| Requirement |
Copy out each line that mentions the word "title".

| Records |
....

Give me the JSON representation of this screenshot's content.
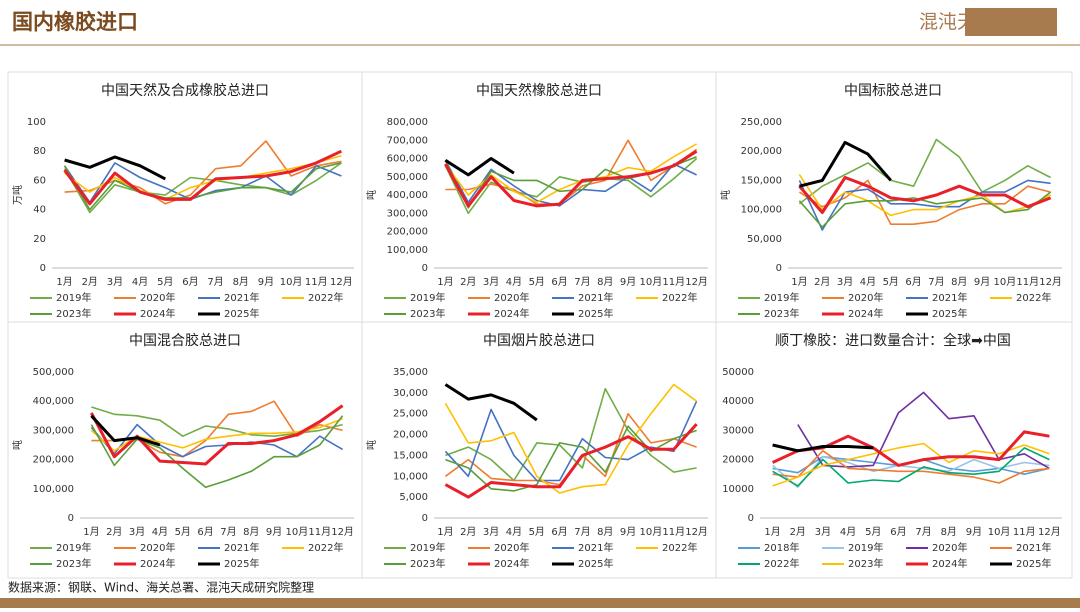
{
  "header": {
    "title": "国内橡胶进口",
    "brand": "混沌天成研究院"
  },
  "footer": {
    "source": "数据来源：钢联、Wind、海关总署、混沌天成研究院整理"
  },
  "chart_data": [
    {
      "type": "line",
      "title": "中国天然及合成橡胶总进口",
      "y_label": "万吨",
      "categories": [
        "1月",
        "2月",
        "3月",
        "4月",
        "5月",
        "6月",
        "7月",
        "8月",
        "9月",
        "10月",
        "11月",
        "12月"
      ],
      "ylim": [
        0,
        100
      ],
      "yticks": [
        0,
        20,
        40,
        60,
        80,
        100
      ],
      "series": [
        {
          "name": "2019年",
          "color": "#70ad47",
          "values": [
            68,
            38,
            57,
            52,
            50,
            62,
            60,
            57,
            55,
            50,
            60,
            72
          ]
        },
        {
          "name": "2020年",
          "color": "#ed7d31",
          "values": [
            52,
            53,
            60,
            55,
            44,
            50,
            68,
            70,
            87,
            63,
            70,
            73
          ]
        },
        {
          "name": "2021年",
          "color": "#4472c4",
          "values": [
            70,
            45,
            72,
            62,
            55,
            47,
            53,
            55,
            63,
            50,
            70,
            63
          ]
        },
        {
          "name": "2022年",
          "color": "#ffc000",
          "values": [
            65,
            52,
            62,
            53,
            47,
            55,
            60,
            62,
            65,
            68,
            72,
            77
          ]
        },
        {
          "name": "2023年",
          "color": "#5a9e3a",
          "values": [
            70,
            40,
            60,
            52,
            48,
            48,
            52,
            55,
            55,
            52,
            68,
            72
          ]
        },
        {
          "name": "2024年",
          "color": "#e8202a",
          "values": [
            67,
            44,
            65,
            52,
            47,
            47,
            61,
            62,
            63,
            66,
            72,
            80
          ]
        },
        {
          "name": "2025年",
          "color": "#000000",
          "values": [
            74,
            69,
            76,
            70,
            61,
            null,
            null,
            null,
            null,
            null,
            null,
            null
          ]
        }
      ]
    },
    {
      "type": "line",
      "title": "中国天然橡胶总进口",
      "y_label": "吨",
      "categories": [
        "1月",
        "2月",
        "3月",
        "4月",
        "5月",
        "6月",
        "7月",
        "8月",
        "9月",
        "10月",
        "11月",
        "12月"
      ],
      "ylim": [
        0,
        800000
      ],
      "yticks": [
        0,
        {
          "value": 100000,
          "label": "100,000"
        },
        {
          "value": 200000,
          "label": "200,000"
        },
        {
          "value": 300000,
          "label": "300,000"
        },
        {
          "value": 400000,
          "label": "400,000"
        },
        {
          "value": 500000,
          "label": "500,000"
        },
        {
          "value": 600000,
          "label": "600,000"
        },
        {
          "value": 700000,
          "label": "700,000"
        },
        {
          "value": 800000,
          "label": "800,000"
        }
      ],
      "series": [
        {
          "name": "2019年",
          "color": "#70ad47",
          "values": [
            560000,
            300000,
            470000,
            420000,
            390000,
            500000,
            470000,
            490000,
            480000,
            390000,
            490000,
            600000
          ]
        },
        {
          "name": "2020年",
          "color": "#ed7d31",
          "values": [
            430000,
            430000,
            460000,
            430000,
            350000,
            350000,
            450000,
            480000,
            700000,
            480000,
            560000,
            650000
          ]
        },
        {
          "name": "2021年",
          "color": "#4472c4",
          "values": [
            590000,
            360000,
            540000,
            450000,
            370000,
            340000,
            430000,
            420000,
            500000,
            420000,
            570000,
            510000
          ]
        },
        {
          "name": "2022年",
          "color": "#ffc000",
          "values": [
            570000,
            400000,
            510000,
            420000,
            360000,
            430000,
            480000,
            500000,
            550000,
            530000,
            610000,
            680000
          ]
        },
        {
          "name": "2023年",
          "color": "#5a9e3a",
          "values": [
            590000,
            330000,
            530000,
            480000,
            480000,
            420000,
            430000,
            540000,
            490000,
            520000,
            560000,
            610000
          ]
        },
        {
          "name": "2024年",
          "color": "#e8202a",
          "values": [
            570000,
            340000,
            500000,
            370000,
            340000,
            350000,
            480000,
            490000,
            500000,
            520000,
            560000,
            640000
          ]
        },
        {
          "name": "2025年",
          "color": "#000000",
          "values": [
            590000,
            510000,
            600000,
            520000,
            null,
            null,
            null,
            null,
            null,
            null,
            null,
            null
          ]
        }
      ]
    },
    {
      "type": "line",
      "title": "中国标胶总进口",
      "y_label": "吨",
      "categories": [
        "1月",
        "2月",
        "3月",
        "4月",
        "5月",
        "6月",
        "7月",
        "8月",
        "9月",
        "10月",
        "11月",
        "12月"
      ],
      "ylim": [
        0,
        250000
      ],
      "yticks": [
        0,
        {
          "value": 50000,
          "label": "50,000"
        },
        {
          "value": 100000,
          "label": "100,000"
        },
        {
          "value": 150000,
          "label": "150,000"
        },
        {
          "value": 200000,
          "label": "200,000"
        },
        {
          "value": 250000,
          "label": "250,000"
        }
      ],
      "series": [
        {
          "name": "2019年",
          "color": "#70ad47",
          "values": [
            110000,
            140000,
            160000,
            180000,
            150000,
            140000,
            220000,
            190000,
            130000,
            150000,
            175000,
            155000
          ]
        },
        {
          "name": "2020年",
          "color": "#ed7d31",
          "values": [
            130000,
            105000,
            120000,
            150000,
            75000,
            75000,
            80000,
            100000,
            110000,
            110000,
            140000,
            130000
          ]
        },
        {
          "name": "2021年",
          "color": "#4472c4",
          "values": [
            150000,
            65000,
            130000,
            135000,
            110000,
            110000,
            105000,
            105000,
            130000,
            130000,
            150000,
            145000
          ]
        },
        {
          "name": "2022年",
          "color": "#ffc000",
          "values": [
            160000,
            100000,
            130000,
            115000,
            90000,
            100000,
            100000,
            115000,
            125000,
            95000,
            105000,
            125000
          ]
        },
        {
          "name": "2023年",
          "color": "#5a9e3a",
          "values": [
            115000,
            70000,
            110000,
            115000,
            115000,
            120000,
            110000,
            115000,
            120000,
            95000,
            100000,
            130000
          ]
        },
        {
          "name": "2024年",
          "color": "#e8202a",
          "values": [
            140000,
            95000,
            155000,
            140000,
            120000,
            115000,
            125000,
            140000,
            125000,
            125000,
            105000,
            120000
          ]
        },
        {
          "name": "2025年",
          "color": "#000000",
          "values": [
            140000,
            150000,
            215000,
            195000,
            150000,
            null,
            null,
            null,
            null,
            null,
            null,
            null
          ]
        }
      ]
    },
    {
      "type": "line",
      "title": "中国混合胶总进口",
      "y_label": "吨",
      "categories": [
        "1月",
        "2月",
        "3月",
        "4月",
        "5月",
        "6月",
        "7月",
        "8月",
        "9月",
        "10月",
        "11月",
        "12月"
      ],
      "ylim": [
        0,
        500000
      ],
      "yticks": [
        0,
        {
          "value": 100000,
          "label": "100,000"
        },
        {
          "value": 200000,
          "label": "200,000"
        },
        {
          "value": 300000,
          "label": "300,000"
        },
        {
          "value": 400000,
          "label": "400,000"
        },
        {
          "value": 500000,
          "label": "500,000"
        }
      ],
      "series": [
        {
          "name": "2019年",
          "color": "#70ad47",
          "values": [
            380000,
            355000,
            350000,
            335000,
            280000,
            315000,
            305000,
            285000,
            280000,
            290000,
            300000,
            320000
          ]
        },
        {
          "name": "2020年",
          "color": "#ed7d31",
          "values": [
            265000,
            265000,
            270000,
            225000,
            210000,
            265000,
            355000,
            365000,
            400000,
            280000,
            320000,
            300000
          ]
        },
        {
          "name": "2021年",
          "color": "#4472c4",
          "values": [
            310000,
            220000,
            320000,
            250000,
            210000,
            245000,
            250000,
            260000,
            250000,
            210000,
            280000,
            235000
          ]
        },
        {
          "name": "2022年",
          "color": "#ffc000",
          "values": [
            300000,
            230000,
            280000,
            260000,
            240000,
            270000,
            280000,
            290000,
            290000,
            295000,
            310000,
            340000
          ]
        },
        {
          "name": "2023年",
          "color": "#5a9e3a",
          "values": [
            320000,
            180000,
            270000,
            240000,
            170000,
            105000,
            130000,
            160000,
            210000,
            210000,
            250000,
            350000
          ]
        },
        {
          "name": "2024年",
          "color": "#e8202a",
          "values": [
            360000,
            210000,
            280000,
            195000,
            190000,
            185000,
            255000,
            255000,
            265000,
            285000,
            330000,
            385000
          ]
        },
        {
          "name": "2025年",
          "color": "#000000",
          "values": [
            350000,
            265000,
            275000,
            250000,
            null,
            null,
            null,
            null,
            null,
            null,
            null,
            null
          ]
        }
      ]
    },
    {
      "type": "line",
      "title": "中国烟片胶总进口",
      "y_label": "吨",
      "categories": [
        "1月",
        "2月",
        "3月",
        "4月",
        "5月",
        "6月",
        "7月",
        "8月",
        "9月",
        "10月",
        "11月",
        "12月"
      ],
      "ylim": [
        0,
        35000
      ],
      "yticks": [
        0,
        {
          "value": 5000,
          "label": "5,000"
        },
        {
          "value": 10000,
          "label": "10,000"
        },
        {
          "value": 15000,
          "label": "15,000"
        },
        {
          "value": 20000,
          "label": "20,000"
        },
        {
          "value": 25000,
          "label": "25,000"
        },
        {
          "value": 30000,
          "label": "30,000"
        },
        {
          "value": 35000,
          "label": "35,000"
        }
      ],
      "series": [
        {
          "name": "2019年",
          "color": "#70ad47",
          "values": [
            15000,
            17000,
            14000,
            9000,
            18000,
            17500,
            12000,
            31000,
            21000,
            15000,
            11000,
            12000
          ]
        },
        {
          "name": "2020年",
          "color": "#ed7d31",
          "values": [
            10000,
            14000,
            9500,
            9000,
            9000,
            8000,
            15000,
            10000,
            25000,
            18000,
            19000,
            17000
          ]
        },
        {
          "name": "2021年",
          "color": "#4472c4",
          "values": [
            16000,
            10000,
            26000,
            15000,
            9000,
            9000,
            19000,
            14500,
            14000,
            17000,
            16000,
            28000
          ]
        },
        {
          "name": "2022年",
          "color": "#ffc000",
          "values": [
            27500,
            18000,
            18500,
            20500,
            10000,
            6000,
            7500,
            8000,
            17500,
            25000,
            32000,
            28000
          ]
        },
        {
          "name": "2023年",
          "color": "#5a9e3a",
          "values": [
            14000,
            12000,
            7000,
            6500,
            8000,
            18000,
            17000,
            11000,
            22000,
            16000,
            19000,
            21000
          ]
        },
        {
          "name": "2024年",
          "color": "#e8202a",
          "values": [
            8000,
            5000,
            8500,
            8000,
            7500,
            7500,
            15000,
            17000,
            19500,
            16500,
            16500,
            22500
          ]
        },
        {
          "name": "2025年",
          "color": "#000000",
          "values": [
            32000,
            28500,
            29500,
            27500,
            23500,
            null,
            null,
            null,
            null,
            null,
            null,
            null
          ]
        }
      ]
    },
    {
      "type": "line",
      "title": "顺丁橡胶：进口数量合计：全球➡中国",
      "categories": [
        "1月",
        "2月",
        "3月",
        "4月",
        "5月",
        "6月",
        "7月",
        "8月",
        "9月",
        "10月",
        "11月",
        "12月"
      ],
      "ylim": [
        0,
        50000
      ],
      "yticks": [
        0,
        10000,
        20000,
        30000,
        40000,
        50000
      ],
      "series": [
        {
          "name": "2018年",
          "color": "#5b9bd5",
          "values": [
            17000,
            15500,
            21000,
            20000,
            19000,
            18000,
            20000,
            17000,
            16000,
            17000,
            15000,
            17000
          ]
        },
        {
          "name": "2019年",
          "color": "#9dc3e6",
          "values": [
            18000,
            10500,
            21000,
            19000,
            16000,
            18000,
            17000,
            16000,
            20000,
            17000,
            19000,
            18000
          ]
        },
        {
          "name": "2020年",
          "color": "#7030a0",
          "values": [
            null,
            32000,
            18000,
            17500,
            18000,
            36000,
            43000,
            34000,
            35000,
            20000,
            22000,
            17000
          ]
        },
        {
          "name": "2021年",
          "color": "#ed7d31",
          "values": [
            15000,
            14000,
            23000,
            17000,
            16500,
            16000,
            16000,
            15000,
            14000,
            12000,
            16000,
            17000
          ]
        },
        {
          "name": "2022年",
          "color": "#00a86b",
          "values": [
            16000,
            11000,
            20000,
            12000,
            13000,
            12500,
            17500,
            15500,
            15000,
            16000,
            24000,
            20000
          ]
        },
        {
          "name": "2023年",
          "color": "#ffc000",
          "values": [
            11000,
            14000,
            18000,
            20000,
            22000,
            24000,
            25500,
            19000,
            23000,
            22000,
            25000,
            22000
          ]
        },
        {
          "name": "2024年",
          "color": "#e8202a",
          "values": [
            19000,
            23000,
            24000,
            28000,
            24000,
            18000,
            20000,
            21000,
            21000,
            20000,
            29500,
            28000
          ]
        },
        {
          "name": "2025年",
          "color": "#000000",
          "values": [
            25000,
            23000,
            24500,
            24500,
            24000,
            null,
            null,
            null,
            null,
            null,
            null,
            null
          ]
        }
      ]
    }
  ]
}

....

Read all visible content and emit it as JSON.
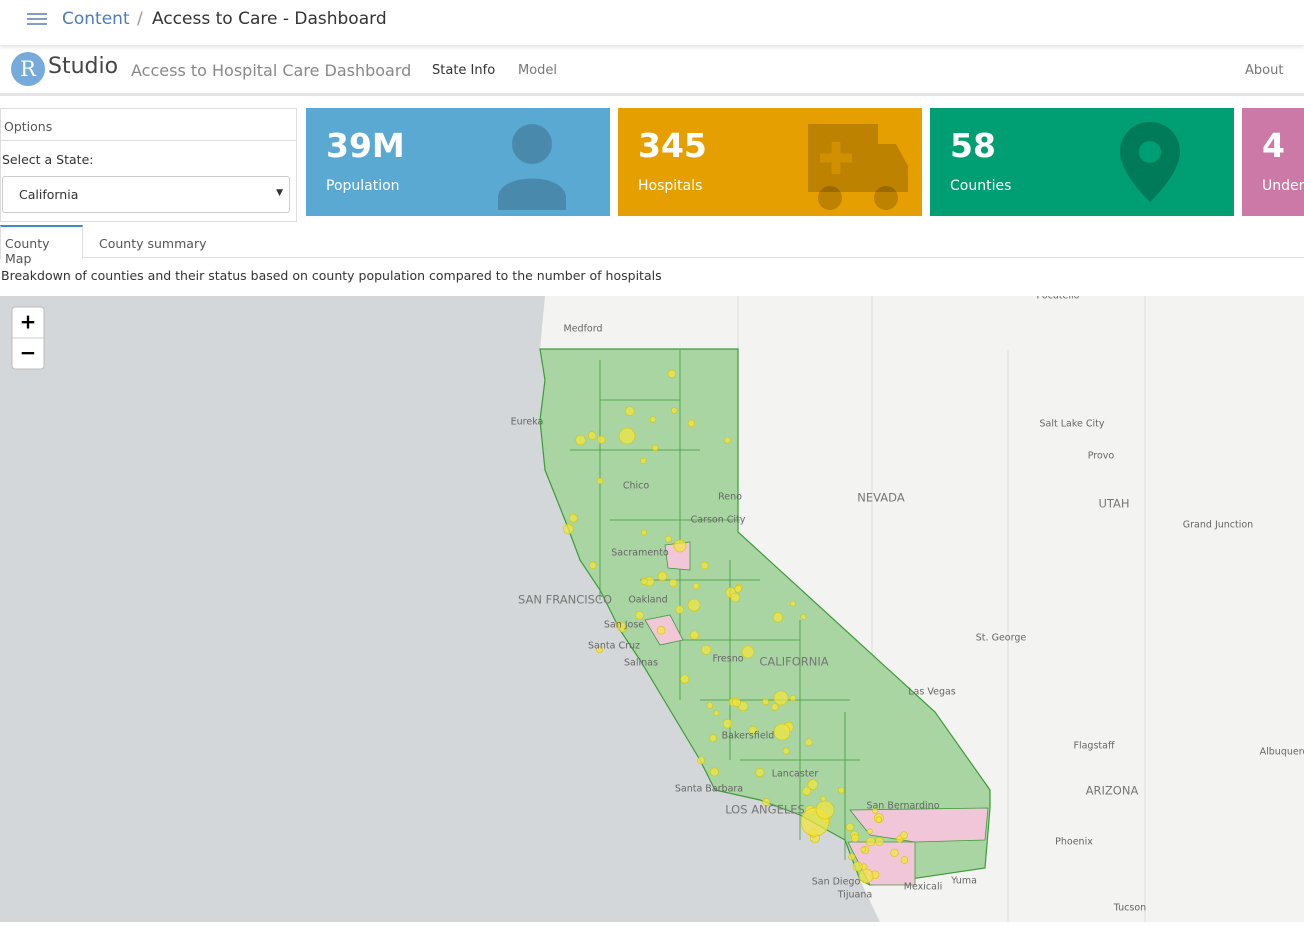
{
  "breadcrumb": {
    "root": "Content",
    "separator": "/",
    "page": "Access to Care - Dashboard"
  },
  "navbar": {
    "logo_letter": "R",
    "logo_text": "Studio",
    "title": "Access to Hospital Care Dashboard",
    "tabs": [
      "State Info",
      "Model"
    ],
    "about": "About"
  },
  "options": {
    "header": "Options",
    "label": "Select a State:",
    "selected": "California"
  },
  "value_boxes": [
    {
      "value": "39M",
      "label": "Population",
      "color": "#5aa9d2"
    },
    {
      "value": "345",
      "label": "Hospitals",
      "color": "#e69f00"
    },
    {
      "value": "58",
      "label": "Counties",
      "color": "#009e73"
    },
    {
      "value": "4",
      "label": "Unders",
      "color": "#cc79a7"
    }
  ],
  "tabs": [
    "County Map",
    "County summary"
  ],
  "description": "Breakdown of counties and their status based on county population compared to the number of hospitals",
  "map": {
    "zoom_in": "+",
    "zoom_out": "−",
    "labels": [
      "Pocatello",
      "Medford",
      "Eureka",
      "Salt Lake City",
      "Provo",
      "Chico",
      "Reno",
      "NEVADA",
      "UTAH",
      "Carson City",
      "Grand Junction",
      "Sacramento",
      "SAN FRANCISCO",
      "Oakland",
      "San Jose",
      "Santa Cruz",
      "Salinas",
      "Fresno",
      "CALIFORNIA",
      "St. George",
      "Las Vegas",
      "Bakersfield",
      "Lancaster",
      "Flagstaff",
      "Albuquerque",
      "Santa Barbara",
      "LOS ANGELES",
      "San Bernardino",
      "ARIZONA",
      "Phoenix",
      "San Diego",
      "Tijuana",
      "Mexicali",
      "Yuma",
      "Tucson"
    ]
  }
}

....

| Answer below |
    "title": "国内橡胶进口",
      "title": "中国天然及合成橡胶总进口",
      "title": "中国天然橡胶总进口",
      "title": "中国标胶总进口",
      "title": "中国混合胶总进口",
      "title": "中国烟片胶总进口",
      "title": "顺丁橡胶：进口数量合计：全球➡中国",
    "title": "Access to Hospital Care Dashboard",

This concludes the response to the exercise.